══ Data extract ══

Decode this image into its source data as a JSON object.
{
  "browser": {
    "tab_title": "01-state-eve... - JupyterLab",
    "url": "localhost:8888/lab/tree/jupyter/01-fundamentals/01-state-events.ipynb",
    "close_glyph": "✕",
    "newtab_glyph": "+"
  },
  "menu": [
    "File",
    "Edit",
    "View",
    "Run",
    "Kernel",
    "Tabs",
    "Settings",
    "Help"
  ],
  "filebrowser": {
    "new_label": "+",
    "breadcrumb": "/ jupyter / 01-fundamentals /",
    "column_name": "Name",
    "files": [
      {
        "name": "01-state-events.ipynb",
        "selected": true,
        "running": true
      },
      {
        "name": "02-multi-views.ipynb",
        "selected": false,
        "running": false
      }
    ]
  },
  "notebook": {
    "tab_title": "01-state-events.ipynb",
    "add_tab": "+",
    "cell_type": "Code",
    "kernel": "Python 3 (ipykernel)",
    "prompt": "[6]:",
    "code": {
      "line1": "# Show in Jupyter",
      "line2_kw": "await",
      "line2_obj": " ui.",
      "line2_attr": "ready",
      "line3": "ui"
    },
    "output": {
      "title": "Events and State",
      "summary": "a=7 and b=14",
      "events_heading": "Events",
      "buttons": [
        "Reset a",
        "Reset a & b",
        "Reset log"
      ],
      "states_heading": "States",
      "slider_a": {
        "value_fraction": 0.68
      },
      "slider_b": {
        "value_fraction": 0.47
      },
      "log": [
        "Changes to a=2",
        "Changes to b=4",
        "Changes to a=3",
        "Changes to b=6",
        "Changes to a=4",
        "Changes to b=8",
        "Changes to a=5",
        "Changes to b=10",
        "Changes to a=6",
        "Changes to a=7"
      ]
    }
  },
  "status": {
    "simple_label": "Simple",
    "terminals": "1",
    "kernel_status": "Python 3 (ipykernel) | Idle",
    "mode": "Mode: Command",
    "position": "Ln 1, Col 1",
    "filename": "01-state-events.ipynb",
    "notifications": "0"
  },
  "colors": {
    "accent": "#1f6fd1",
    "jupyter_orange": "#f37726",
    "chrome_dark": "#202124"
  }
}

═══

> Instruction:
In the listing above, how many lines hold the word "Python"? Give the number and nothing more.

> Written solution:
2